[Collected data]
☆ ☆ ☆ ☆ ☆ ☆ ☆

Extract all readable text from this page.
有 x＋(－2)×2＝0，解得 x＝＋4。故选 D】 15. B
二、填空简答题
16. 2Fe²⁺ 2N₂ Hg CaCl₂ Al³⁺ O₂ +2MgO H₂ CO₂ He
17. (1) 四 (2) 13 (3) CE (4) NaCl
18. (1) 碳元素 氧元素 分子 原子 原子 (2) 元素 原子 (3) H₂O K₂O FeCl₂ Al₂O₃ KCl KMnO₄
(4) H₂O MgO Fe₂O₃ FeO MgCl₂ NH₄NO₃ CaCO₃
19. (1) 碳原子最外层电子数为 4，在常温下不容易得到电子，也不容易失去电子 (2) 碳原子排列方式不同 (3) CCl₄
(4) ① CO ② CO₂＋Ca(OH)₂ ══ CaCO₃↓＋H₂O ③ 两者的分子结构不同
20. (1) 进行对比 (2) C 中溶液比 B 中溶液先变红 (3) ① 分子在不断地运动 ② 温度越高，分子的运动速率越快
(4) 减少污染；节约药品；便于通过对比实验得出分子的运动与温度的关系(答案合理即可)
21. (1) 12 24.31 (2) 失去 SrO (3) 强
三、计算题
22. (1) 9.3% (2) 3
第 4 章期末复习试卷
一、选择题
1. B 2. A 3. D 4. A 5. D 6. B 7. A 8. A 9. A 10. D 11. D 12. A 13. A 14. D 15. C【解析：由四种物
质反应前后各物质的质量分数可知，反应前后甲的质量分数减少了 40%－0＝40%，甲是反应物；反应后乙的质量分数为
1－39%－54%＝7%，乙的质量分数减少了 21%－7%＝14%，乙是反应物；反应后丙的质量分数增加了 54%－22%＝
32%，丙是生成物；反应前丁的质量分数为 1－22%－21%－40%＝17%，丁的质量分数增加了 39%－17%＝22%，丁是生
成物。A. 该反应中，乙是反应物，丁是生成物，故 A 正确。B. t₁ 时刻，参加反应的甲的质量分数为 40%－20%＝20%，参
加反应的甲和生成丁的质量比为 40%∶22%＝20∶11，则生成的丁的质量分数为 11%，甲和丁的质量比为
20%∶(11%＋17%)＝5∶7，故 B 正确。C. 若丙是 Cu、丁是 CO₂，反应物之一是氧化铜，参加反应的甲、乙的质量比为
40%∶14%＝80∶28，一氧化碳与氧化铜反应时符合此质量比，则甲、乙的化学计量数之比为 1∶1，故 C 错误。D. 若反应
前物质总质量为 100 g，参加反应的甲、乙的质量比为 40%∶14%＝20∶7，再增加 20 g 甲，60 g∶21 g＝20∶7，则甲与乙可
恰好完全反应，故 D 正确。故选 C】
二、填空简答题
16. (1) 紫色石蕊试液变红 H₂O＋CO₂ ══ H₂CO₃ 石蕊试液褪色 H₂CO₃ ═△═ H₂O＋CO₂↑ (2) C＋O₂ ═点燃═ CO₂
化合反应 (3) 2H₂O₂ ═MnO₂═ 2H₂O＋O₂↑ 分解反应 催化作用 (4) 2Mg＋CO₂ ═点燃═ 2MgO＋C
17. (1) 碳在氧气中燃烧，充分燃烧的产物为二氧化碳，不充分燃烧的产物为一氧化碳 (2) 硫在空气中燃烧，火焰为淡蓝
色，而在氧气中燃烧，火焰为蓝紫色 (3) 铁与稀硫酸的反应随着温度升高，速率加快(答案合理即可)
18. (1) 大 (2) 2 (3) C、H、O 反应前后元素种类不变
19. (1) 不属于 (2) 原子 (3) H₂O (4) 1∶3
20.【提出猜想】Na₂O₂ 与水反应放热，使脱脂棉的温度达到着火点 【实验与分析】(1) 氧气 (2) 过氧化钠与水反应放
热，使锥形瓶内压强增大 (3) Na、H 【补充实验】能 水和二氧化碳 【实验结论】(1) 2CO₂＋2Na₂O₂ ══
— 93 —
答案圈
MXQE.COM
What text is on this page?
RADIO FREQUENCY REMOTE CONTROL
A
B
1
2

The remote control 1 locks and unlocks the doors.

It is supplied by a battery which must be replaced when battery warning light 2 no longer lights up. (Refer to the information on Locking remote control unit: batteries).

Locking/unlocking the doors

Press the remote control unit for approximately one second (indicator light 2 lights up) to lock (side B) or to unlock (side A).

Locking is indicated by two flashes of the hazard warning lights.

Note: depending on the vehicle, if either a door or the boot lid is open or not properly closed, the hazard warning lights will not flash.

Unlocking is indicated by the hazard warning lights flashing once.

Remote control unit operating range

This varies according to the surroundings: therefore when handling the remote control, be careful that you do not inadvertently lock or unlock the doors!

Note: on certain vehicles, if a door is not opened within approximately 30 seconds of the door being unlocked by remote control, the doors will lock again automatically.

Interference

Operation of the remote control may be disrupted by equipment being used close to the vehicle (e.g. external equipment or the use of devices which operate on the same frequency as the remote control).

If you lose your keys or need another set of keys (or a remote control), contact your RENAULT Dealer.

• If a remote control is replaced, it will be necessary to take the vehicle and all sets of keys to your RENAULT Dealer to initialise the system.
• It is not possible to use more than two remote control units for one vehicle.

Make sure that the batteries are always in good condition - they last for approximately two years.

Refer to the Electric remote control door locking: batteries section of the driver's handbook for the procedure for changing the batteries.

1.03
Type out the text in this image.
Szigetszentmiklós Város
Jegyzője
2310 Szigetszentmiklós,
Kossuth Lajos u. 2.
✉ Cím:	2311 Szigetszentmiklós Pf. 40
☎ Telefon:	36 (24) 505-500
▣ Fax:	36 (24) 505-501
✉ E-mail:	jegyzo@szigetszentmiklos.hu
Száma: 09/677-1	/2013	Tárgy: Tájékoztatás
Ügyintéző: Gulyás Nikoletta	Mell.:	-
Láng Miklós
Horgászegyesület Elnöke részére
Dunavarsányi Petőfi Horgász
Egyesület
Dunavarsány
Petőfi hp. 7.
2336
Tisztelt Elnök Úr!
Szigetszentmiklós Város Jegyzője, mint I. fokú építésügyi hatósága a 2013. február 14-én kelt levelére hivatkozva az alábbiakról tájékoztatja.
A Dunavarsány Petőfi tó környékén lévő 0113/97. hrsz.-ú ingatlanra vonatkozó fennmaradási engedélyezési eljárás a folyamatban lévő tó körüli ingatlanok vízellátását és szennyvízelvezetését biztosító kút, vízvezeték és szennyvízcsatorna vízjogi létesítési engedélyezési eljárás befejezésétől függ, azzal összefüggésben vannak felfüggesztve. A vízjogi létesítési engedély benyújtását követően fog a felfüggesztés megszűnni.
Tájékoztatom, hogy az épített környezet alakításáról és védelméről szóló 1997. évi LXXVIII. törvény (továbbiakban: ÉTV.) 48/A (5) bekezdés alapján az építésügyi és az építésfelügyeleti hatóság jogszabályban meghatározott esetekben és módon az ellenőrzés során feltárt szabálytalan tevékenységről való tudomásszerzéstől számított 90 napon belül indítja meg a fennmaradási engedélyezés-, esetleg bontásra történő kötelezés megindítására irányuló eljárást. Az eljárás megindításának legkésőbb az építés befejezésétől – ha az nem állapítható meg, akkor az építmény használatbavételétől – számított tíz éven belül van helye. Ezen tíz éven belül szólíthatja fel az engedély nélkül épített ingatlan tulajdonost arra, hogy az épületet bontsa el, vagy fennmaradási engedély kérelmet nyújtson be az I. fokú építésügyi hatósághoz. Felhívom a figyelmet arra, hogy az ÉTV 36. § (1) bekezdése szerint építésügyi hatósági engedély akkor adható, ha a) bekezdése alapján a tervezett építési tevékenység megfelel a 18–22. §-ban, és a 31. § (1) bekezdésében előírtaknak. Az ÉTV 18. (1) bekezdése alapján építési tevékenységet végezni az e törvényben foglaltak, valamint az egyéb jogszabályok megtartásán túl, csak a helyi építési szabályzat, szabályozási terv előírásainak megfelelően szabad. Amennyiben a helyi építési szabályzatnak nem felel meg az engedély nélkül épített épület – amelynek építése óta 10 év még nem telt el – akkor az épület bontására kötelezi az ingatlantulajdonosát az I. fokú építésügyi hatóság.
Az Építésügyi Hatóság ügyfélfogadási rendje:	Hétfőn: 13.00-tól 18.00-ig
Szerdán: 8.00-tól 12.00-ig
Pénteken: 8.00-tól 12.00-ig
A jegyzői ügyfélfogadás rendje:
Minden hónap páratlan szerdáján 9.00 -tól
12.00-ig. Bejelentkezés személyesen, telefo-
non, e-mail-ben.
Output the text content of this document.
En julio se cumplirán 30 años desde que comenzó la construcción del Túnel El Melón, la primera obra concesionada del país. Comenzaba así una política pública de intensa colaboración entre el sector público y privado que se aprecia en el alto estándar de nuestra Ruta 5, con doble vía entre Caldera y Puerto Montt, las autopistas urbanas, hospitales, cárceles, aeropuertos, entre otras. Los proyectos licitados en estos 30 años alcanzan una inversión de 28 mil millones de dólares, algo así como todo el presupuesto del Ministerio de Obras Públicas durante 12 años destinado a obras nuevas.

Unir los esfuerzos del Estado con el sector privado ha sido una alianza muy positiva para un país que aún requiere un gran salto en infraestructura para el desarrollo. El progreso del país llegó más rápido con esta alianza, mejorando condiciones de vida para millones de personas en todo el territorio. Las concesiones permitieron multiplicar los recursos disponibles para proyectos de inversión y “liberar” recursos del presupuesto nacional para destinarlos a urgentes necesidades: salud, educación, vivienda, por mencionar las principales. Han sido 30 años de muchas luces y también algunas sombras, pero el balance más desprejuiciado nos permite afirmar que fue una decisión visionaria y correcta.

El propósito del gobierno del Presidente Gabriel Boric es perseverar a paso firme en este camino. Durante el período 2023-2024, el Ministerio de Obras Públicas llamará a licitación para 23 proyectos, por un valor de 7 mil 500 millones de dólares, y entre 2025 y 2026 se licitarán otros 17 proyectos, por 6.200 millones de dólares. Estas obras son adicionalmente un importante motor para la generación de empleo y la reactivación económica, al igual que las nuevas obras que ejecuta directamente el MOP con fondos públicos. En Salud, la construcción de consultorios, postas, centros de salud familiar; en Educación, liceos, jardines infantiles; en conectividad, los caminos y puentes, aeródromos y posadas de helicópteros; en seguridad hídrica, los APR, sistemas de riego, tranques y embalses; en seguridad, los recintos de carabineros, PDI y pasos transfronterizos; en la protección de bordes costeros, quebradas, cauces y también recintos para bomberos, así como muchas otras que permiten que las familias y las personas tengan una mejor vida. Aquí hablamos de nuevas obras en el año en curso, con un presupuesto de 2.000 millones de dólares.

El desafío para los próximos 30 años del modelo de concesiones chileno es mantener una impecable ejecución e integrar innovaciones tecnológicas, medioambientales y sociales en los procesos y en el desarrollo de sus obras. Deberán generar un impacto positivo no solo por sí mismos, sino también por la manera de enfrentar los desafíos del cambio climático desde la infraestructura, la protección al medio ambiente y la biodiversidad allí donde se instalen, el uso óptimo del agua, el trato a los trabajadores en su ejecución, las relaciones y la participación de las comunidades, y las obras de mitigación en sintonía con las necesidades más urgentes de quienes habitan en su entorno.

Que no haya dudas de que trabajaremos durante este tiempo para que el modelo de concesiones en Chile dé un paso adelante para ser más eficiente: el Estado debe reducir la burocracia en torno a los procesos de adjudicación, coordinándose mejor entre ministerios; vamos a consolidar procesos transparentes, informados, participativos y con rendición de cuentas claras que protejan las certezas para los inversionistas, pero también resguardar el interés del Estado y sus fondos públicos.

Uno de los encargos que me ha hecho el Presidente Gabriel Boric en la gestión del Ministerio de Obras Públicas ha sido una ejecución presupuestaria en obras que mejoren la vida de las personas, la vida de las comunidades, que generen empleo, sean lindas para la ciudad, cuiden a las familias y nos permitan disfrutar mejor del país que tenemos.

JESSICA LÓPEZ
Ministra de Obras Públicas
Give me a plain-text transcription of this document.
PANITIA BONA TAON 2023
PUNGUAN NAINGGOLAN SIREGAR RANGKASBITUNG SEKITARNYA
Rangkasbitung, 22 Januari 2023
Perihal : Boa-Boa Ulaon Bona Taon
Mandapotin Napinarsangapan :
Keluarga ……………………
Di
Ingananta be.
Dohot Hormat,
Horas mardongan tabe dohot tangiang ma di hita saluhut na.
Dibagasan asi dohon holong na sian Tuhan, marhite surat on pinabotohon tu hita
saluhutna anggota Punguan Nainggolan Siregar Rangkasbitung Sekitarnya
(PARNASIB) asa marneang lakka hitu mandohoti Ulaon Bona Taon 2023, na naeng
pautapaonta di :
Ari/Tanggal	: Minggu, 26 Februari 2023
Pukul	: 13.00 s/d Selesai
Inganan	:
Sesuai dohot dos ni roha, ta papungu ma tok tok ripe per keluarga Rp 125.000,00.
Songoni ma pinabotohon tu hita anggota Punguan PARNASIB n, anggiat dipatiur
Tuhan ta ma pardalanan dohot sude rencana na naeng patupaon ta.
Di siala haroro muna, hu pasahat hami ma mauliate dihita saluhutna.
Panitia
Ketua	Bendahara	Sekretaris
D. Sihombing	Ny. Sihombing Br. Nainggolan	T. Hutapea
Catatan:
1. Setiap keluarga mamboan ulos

☆ ☆ ☆ ☆ ☆ ☆ ☆

What is needed: Provide only the count of lines in the data above that include the string "sido".

Result of the exercise: 2